### PROMPT:
Transcribe all the entries word for word, but omit the images.

### RECORD EXTRACTS:
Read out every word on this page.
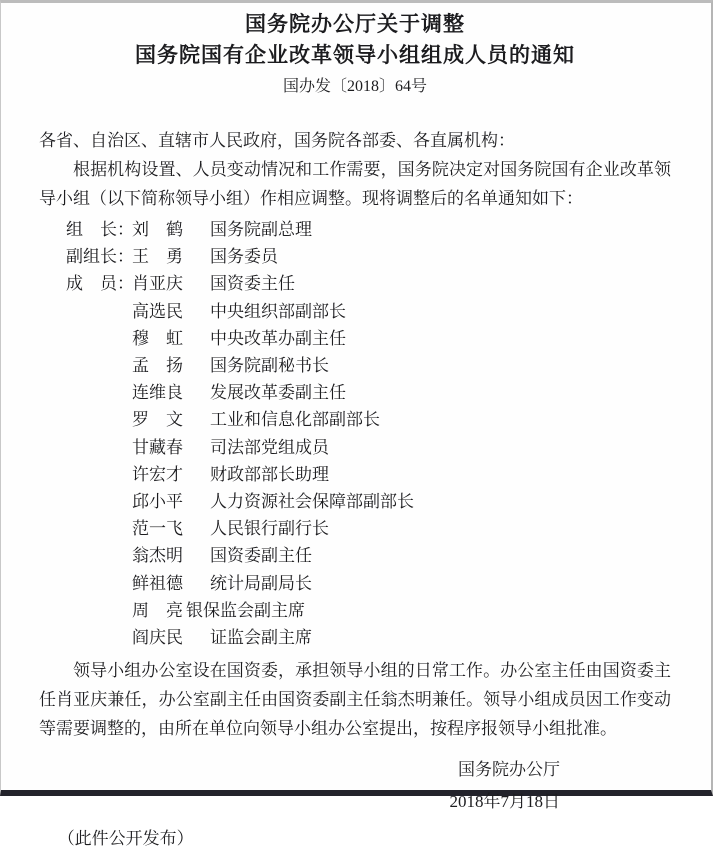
国务院办公厅关于调整
国务院国有企业改革领导小组组成人员的通知
国办发〔2018〕64号
各省、自治区、直辖市人民政府，国务院各部委、各直属机构：
根据机构设置、人员变动情况和工作需要，国务院决定对国务院国有企业改革领导小组（以下简称领导小组）作相应调整。现将调整后的名单通知如下：
组　长：
刘　鹤	国务院副总理
副组长：
王　勇	国务委员
成　员：
肖亚庆	国资委主任
高选民	中央组织部副部长
穆　虹	中央改革办副主任
孟　扬	国务院副秘书长
连维良	发展改革委副主任
罗　文	工业和信息化部副部长
甘藏春	司法部党组成员
许宏才	财政部部长助理
邱小平	人力资源社会保障部副部长
范一飞	人民银行副行长
翁杰明	国资委副主任
鲜祖德	统计局副局长
周　亮 银保监会副主席
阎庆民	证监会副主席
领导小组办公室设在国资委，承担领导小组的日常工作。办公室主任由国资委主任肖亚庆兼任，办公室副主任由国资委副主任翁杰明兼任。领导小组成员因工作变动等需要调整的，由所在单位向领导小组办公室提出，按程序报领导小组批准。
国务院办公厅
2018年7月18日
（此件公开发布）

### TASK ANSWER:
Read out every word on this page.
国务院办公厅关于调整
国务院国有企业改革领导小组组成人员的通知
国办发〔2018〕64号
各省、自治区、直辖市人民政府，国务院各部委、各直属机构：
根据机构设置、人员变动情况和工作需要，国务院决定对国务院国有企业改革领导小组（以下简称领导小组）作相应调整。现将调整后的名单通知如下：
组　长：
刘　鹤	国务院副总理
副组长：
王　勇	国务委员
成　员：
肖亚庆	国资委主任
高选民	中央组织部副部长
穆　虹	中央改革办副主任
孟　扬	国务院副秘书长
连维良	发展改革委副主任
罗　文	工业和信息化部副部长
甘藏春	司法部党组成员
许宏才	财政部部长助理
邱小平	人力资源社会保障部副部长
范一飞	人民银行副行长
翁杰明	国资委副主任
鲜祖德	统计局副局长
周　亮 银保监会副主席
阎庆民	证监会副主席
领导小组办公室设在国资委，承担领导小组的日常工作。办公室主任由国资委主任肖亚庆兼任，办公室副主任由国资委副主任翁杰明兼任。领导小组成员因工作变动等需要调整的，由所在单位向领导小组办公室提出，按程序报领导小组批准。
国务院办公厅
2018年7月18日
（此件公开发布）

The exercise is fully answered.